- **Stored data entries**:
—————
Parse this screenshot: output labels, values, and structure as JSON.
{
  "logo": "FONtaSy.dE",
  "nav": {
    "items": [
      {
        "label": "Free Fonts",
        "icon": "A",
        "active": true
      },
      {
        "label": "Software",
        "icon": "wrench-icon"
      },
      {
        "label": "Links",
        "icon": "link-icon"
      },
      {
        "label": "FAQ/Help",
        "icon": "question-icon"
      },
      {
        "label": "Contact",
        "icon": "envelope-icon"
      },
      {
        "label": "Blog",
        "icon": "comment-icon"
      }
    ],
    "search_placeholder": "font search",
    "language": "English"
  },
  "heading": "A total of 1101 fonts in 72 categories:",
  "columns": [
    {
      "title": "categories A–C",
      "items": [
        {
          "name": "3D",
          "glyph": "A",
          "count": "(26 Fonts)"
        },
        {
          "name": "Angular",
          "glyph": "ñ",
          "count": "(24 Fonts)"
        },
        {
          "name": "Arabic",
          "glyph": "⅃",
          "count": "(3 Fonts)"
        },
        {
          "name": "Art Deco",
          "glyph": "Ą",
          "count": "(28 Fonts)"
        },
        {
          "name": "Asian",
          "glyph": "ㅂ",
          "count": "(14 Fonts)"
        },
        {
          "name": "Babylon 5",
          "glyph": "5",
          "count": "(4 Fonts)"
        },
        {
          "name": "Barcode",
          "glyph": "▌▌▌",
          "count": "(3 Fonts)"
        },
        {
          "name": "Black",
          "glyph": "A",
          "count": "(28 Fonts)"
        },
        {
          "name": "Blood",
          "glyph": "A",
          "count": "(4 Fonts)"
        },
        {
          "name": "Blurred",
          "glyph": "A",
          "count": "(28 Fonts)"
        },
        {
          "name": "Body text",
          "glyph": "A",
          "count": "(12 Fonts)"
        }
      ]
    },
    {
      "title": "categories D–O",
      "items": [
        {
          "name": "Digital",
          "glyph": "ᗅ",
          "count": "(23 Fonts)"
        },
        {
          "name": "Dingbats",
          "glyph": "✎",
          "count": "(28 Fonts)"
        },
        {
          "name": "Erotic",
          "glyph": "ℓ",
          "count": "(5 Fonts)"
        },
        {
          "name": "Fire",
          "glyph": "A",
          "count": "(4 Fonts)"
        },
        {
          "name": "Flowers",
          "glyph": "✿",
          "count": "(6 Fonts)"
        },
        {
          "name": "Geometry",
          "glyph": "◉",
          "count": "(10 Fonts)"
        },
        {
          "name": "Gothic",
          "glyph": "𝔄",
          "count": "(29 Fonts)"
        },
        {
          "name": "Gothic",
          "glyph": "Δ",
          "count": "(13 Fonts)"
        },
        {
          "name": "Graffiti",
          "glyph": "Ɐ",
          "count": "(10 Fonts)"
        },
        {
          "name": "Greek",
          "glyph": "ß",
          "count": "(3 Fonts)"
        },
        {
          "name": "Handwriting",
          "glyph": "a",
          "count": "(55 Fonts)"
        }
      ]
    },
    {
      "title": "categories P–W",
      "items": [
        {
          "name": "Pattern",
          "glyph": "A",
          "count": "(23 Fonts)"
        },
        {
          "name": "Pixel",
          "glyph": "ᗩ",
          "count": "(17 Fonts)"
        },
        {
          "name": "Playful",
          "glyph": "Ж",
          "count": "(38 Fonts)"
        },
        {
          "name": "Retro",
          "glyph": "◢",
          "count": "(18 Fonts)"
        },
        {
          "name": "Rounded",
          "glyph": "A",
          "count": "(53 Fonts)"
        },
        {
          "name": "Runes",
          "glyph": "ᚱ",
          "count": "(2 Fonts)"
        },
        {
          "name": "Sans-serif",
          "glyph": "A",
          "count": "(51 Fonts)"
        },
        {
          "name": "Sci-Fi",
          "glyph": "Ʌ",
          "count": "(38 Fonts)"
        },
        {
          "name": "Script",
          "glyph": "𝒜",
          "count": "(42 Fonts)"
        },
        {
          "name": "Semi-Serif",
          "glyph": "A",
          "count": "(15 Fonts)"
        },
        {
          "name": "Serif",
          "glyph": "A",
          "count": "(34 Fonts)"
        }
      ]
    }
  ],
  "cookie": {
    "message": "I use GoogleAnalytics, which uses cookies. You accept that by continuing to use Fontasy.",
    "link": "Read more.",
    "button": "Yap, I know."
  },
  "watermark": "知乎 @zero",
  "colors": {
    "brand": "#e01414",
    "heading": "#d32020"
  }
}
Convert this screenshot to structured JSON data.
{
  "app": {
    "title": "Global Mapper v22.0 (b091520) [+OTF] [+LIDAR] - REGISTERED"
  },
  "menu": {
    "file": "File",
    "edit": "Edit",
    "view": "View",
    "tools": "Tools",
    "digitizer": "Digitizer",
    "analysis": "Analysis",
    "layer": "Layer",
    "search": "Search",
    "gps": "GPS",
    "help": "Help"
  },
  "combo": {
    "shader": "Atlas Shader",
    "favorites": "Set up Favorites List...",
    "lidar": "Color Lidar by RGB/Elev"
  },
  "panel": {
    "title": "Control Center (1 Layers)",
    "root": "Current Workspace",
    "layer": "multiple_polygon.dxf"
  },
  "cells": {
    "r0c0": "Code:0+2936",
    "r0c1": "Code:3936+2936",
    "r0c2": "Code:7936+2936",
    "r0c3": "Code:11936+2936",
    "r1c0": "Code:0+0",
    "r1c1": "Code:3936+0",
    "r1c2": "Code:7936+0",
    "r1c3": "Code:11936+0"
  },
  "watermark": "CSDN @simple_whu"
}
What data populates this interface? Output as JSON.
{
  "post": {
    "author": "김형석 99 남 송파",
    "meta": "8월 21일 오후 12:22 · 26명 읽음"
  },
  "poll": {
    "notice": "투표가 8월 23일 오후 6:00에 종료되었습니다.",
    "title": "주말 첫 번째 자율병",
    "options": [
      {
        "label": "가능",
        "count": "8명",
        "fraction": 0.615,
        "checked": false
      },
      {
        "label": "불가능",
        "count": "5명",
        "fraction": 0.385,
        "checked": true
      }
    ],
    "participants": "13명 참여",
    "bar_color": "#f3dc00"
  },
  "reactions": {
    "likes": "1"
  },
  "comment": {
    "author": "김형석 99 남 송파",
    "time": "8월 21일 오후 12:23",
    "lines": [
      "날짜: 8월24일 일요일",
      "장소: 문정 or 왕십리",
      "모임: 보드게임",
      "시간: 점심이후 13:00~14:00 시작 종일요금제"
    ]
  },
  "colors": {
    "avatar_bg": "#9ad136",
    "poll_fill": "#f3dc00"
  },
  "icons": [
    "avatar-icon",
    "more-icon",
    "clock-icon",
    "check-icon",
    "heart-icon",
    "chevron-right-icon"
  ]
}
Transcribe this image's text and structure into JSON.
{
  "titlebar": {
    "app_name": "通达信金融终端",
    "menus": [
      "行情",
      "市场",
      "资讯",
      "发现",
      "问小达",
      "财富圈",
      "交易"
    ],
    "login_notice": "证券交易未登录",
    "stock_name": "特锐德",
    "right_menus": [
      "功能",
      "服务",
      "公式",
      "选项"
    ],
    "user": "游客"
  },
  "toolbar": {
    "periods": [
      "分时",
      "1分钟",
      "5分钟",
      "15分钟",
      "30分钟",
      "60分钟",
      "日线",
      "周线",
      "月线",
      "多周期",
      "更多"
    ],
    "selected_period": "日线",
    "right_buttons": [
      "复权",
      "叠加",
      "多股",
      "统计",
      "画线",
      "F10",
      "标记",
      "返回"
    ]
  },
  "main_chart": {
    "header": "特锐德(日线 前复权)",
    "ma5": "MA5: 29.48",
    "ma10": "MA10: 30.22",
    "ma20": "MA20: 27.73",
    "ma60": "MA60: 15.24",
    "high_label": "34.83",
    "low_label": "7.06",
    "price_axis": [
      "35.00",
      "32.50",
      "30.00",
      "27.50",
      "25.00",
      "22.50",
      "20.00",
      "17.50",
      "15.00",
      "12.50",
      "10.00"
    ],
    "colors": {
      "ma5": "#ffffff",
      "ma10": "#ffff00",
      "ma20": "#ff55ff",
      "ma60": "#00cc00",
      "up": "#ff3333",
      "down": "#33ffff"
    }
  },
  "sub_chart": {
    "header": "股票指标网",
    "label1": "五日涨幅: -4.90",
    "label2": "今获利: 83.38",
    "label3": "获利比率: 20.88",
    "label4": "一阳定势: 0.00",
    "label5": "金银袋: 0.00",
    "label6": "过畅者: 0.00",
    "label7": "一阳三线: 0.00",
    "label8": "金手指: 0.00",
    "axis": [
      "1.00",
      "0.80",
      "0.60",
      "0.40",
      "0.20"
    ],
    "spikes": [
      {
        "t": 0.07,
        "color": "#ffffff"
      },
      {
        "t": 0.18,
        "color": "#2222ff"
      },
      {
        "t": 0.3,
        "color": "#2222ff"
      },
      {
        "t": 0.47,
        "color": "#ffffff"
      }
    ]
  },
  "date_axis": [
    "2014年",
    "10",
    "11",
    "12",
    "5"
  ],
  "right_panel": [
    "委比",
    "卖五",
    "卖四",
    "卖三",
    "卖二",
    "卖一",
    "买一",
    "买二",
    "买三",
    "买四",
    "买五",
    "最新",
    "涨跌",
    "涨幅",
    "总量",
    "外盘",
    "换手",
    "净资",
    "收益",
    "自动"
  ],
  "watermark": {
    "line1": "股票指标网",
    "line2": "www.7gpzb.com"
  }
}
—————
Track down every line holding the string "screenshot" and copy it.

Parse this screenshot: output labels, values, and structure as JSON.
Convert this screenshot to structured JSON data.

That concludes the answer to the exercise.